Exercise objective
Pull out every line with the word "വതകള".
## Begin Excerpted records
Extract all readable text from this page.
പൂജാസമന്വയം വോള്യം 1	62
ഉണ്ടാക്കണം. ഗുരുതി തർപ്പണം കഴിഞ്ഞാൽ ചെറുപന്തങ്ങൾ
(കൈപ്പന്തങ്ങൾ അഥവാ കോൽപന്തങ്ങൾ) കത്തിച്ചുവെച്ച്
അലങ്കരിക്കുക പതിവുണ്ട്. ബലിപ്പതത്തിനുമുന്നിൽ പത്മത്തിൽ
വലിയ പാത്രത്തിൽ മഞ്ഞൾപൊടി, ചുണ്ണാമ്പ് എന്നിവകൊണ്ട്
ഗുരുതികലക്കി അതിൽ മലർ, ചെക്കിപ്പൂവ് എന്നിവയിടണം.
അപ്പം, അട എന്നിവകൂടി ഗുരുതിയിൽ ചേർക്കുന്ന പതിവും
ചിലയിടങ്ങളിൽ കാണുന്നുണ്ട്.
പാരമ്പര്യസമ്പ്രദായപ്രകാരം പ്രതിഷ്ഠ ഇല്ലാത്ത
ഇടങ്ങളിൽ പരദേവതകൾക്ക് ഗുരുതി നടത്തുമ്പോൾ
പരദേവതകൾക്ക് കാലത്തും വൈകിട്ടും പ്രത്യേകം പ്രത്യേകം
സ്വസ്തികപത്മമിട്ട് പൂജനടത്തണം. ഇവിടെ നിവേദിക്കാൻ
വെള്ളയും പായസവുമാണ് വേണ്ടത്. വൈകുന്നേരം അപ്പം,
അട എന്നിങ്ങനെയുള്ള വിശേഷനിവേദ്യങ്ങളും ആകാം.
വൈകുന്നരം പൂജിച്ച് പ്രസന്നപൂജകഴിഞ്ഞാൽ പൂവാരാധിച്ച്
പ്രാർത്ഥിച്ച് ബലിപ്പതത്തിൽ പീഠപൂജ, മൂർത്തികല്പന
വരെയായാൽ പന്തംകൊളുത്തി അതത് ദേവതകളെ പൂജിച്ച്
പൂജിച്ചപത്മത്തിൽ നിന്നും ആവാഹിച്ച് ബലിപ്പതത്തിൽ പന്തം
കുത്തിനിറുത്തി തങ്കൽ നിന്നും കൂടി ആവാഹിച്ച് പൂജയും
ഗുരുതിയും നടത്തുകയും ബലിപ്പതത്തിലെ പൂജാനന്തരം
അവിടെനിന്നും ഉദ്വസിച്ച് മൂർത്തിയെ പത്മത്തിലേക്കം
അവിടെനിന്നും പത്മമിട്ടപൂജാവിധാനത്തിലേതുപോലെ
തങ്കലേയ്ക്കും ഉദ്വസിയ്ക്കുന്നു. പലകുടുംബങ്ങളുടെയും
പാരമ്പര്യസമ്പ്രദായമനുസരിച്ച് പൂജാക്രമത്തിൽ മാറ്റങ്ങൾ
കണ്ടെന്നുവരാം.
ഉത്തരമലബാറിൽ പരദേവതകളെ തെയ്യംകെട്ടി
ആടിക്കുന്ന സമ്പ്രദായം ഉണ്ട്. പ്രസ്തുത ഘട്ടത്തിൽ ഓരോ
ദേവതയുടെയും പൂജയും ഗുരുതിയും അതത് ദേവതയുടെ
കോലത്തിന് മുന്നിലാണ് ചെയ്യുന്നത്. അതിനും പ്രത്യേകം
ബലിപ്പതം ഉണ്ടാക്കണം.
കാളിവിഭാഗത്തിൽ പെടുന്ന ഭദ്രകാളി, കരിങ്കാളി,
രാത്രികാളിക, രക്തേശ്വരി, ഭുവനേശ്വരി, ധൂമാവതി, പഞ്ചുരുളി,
## End Excerpted records
Solution to this task
വരെയായാൽ പന്തംകൊളുത്തി അതത് ദേവതകളെ പൂജിച്ച്
ഉത്തരമലബാറിൽ പരദേവതകളെ തെയ്യംകെട്ടി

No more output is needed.